— EXERCISE REQUIREMENTS —
Extract all lines that hold "FILM" from the records below.

════

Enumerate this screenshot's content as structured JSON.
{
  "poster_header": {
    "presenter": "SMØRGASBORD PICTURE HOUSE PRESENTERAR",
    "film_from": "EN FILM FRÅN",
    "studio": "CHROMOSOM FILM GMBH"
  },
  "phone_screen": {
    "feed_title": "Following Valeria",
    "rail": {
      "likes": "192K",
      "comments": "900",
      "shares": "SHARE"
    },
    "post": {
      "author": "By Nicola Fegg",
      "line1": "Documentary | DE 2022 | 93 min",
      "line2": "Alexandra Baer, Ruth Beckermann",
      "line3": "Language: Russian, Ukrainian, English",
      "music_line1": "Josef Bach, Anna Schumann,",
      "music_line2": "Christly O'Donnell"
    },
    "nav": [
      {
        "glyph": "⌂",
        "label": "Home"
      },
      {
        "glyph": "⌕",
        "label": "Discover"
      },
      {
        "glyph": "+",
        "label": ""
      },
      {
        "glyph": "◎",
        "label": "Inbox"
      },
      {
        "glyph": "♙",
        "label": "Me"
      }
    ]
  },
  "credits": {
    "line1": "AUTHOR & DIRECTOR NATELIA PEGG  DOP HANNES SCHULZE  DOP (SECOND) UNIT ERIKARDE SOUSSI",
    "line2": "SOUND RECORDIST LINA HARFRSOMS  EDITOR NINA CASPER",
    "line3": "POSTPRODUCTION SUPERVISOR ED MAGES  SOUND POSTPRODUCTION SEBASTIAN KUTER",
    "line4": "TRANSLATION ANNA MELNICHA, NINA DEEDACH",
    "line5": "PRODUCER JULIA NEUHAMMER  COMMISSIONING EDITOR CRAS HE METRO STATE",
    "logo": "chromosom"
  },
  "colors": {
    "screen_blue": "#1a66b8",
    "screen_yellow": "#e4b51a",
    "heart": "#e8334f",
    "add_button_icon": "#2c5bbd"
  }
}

════

— EXERCISE RESPONSE —
    "film_from": "EN FILM FRÅN",
    "studio": "CHROMOSOM FILM GMBH"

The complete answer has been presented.